What this task involves
Tell how many lines in the data below hold the string "Indian"; give nothing but the number.
....
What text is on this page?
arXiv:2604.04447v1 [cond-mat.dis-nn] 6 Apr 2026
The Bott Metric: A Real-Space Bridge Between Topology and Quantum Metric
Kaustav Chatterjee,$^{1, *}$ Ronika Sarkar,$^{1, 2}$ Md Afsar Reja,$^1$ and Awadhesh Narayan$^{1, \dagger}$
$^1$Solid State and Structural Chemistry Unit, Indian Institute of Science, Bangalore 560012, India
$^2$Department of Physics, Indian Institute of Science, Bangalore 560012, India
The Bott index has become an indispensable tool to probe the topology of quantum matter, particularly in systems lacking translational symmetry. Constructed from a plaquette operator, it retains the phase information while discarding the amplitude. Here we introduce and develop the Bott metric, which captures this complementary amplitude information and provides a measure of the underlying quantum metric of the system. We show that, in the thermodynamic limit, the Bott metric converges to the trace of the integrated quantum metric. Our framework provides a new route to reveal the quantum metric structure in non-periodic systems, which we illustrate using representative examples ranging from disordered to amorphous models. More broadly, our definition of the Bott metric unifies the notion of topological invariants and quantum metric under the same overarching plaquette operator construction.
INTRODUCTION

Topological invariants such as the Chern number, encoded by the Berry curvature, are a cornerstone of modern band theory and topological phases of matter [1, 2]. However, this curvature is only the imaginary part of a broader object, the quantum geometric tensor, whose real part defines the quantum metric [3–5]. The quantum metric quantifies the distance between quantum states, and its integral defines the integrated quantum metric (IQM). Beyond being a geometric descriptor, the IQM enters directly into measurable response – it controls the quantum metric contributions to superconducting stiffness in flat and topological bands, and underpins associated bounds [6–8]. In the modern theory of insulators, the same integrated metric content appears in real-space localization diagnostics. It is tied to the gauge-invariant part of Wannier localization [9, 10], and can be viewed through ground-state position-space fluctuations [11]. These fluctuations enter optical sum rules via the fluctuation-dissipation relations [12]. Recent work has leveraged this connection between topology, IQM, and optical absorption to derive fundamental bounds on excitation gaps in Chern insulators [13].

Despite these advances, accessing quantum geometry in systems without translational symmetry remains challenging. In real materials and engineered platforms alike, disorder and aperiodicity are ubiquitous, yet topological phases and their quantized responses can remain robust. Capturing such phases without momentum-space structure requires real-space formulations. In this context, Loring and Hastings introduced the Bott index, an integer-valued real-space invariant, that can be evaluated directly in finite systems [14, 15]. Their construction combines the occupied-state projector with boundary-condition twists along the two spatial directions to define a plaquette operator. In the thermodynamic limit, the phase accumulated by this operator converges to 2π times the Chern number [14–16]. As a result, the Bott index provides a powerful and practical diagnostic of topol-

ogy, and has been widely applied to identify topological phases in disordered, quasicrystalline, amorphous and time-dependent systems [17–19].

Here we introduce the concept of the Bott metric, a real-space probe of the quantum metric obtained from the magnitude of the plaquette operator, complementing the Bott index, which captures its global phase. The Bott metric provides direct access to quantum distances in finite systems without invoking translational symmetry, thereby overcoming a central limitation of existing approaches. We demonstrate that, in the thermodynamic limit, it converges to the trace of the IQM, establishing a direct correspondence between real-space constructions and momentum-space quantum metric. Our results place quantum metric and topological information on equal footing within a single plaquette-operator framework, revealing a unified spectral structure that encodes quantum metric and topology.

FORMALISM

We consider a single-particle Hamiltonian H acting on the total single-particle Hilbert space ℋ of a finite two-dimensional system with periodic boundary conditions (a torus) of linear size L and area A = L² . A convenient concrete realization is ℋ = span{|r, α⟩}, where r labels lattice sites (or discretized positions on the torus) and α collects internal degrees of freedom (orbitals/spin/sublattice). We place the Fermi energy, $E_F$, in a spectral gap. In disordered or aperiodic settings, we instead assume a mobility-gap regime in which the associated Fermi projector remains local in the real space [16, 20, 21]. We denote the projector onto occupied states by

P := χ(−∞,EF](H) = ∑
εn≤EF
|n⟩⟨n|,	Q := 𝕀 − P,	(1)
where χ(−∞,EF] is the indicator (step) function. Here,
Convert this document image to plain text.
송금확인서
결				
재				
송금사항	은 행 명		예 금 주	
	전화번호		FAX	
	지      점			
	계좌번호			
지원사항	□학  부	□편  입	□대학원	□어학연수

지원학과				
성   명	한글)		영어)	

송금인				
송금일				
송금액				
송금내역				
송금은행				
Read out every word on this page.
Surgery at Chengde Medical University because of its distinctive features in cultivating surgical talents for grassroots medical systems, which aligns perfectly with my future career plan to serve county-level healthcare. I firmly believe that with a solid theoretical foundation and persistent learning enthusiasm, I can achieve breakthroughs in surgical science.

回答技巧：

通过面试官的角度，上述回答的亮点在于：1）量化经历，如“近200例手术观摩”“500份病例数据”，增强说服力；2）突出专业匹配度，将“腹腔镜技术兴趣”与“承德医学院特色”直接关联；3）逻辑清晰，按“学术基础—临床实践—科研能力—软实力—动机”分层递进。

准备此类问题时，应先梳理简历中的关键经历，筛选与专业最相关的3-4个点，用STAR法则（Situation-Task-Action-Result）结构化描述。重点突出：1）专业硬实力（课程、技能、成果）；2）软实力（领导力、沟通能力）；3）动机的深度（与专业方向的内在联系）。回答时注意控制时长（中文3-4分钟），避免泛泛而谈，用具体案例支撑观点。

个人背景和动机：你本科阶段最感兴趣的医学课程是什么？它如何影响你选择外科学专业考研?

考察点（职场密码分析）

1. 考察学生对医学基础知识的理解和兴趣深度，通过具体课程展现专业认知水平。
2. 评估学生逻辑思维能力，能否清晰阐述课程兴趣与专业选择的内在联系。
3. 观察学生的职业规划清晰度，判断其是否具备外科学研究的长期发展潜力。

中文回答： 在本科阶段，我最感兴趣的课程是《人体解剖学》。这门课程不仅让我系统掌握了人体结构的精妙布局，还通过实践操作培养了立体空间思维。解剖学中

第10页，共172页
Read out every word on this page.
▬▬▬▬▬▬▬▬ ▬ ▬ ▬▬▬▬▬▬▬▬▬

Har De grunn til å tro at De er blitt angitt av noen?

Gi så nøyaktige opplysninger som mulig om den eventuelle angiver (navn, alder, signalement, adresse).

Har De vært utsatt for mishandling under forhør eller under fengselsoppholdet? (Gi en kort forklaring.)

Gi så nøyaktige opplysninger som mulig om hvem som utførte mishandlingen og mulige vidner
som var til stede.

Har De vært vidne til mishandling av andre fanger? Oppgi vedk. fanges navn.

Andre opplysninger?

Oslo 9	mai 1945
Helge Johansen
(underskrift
....
Result below
2